Print all the entries verbatim.
--------------------
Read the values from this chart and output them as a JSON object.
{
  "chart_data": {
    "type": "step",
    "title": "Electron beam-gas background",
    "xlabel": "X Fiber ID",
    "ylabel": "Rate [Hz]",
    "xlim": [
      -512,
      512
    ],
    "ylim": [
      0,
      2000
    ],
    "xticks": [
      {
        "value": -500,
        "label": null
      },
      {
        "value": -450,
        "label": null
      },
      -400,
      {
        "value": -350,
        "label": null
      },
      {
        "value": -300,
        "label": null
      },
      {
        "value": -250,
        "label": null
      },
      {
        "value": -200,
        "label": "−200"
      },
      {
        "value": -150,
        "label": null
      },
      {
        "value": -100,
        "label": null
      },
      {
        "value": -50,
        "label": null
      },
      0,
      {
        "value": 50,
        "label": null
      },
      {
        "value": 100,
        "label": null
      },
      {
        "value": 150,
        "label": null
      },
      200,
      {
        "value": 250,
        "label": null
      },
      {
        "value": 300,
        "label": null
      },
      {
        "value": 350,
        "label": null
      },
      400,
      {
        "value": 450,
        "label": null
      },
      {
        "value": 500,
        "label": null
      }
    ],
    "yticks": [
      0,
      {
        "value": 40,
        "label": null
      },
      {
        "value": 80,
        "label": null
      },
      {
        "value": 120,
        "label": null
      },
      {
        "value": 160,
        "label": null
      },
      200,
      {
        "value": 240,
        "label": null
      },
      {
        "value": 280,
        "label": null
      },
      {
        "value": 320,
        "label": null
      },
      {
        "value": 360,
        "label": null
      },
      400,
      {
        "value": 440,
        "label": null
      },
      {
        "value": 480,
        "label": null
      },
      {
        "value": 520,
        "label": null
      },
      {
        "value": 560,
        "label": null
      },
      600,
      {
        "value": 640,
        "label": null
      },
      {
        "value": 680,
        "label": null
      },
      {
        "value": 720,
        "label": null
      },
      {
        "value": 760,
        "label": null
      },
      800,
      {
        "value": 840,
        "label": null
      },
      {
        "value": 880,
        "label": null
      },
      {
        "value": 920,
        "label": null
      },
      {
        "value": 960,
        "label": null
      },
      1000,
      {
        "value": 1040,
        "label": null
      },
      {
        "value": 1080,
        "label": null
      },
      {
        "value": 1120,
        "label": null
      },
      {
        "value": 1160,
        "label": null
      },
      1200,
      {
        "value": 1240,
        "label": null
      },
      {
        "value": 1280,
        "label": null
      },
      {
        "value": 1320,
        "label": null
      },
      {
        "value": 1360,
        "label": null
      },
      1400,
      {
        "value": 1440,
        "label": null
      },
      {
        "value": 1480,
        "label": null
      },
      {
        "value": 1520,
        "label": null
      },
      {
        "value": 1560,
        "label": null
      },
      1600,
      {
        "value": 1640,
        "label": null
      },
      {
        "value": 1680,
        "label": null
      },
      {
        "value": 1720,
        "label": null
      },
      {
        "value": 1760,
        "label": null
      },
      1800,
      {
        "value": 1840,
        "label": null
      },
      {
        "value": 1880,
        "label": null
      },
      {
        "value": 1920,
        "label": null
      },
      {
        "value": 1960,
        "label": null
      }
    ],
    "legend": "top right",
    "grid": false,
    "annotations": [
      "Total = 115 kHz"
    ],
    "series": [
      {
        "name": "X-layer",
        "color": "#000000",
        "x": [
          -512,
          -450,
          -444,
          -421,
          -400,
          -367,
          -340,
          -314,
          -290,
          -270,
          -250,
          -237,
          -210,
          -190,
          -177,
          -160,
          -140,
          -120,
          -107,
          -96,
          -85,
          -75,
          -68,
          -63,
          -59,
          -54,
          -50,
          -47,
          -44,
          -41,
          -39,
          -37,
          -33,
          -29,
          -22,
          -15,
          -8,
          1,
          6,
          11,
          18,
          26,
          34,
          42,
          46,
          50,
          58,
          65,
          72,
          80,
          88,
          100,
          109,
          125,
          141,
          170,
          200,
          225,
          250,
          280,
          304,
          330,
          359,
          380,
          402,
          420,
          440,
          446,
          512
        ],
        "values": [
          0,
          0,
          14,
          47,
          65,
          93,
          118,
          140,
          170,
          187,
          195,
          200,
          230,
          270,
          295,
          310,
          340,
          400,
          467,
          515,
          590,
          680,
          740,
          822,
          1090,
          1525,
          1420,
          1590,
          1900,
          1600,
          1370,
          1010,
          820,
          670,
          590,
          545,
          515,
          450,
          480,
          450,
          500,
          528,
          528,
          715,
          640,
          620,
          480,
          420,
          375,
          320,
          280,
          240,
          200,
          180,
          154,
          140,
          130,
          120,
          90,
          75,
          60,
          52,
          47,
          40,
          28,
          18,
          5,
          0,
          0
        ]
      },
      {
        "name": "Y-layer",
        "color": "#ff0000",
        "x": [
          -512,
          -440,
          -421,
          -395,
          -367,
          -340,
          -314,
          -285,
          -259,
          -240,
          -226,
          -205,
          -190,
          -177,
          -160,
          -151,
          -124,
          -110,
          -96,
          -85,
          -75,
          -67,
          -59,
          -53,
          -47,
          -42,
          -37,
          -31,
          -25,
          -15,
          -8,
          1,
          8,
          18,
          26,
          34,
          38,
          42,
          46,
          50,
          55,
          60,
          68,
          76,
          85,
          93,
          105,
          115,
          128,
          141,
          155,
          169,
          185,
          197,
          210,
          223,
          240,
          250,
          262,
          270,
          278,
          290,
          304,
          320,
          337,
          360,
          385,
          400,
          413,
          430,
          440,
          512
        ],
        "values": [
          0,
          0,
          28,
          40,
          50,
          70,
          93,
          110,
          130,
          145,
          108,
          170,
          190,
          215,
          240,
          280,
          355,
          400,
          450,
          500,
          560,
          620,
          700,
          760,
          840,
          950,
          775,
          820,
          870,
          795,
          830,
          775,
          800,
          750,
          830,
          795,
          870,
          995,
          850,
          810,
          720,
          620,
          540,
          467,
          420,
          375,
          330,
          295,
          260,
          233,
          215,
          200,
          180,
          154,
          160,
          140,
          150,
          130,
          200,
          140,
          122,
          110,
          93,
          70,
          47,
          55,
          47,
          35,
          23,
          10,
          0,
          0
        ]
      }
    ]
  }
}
--------------------
Solution to the exercise
Read the values from this chart and output them as a JSON object.
{
  "chart_data": {
    "type": "step",
    "title": "Electron beam-gas background",
    "xlabel": "X Fiber ID",
    "ylabel": "Rate [Hz]",
    "xlim": [
      -512,
      512
    ],
    "ylim": [
      0,
      2000
    ],
    "xticks": [
      {
        "value": -500,
        "label": null
      },
      {
        "value": -450,
        "label": null
      },
      -400,
      {
        "value": -350,
        "label": null
      },
      {
        "value": -300,
        "label": null
      },
      {
        "value": -250,
        "label": null
      },
      {
        "value": -200,
        "label": "−200"
      },
      {
        "value": -150,
        "label": null
      },
      {
        "value": -100,
        "label": null
      },
      {
        "value": -50,
        "label": null
      },
      0,
      {
        "value": 50,
        "label": null
      },
      {
        "value": 100,
        "label": null
      },
      {
        "value": 150,
        "label": null
      },
      200,
      {
        "value": 250,
        "label": null
      },
      {
        "value": 300,
        "label": null
      },
      {
        "value": 350,
        "label": null
      },
      400,
      {
        "value": 450,
        "label": null
      },
      {
        "value": 500,
        "label": null
      }
    ],
    "yticks": [
      0,
      {
        "value": 40,
        "label": null
      },
      {
        "value": 80,
        "label": null
      },
      {
        "value": 120,
        "label": null
      },
      {
        "value": 160,
        "label": null
      },
      200,
      {
        "value": 240,
        "label": null
      },
      {
        "value": 280,
        "label": null
      },
      {
        "value": 320,
        "label": null
      },
      {
        "value": 360,
        "label": null
      },
      400,
      {
        "value": 440,
        "label": null
      },
      {
        "value": 480,
        "label": null
      },
      {
        "value": 520,
        "label": null
      },
      {
        "value": 560,
        "label": null
      },
      600,
      {
        "value": 640,
        "label": null
      },
      {
        "value": 680,
        "label": null
      },
      {
        "value": 720,
        "label": null
      },
      {
        "value": 760,
        "label": null
      },
      800,
      {
        "value": 840,
        "label": null
      },
      {
        "value": 880,
        "label": null
      },
      {
        "value": 920,
        "label": null
      },
      {
        "value": 960,
        "label": null
      },
      1000,
      {
        "value": 1040,
        "label": null
      },
      {
        "value": 1080,
        "label": null
      },
      {
        "value": 1120,
        "label": null
      },
      {
        "value": 1160,
        "label": null
      },
      1200,
      {
        "value": 1240,
        "label": null
      },
      {
        "value": 1280,
        "label": null
      },
      {
        "value": 1320,
        "label": null
      },
      {
        "value": 1360,
        "label": null
      },
      1400,
      {
        "value": 1440,
        "label": null
      },
      {
        "value": 1480,
        "label": null
      },
      {
        "value": 1520,
        "label": null
      },
      {
        "value": 1560,
        "label": null
      },
      1600,
      {
        "value": 1640,
        "label": null
      },
      {
        "value": 1680,
        "label": null
      },
      {
        "value": 1720,
        "label": null
      },
      {
        "value": 1760,
        "label": null
      },
      1800,
      {
        "value": 1840,
        "label": null
      },
      {
        "value": 1880,
        "label": null
      },
      {
        "value": 1920,
        "label": null
      },
      {
        "value": 1960,
        "label": null
      }
    ],
    "legend": "top right",
    "grid": false,
    "annotations": [
      "Total = 115 kHz"
    ],
    "series": [
      {
        "name": "X-layer",
        "color": "#000000",
        "x": [
          -512,
          -450,
          -444,
          -421,
          -400,
          -367,
          -340,
          -314,
          -290,
          -270,
          -250,
          -237,
          -210,
          -190,
          -177,
          -160,
          -140,
          -120,
          -107,
          -96,
          -85,
          -75,
          -68,
          -63,
          -59,
          -54,
          -50,
          -47,
          -44,
          -41,
          -39,
          -37,
          -33,
          -29,
          -22,
          -15,
          -8,
          1,
          6,
          11,
          18,
          26,
          34,
          42,
          46,
          50,
          58,
          65,
          72,
          80,
          88,
          100,
          109,
          125,
          141,
          170,
          200,
          225,
          250,
          280,
          304,
          330,
          359,
          380,
          402,
          420,
          440,
          446,
          512
        ],
        "values": [
          0,
          0,
          14,
          47,
          65,
          93,
          118,
          140,
          170,
          187,
          195,
          200,
          230,
          270,
          295,
          310,
          340,
          400,
          467,
          515,
          590,
          680,
          740,
          822,
          1090,
          1525,
          1420,
          1590,
          1900,
          1600,
          1370,
          1010,
          820,
          670,
          590,
          545,
          515,
          450,
          480,
          450,
          500,
          528,
          528,
          715,
          640,
          620,
          480,
          420,
          375,
          320,
          280,
          240,
          200,
          180,
          154,
          140,
          130,
          120,
          90,
          75,
          60,
          52,
          47,
          40,
          28,
          18,
          5,
          0,
          0
        ]
      },
      {
        "name": "Y-layer",
        "color": "#ff0000",
        "x": [
          -512,
          -440,
          -421,
          -395,
          -367,
          -340,
          -314,
          -285,
          -259,
          -240,
          -226,
          -205,
          -190,
          -177,
          -160,
          -151,
          -124,
          -110,
          -96,
          -85,
          -75,
          -67,
          -59,
          -53,
          -47,
          -42,
          -37,
          -31,
          -25,
          -15,
          -8,
          1,
          8,
          18,
          26,
          34,
          38,
          42,
          46,
          50,
          55,
          60,
          68,
          76,
          85,
          93,
          105,
          115,
          128,
          141,
          155,
          169,
          185,
          197,
          210,
          223,
          240,
          250,
          262,
          270,
          278,
          290,
          304,
          320,
          337,
          360,
          385,
          400,
          413,
          430,
          440,
          512
        ],
        "values": [
          0,
          0,
          28,
          40,
          50,
          70,
          93,
          110,
          130,
          145,
          108,
          170,
          190,
          215,
          240,
          280,
          355,
          400,
          450,
          500,
          560,
          620,
          700,
          760,
          840,
          950,
          775,
          820,
          870,
          795,
          830,
          775,
          800,
          750,
          830,
          795,
          870,
          995,
          850,
          810,
          720,
          620,
          540,
          467,
          420,
          375,
          330,
          295,
          260,
          233,
          215,
          200,
          180,
          154,
          160,
          140,
          150,
          130,
          200,
          140,
          122,
          110,
          93,
          70,
          47,
          55,
          47,
          35,
          23,
          10,
          0,
          0
        ]
      }
    ]
  }
}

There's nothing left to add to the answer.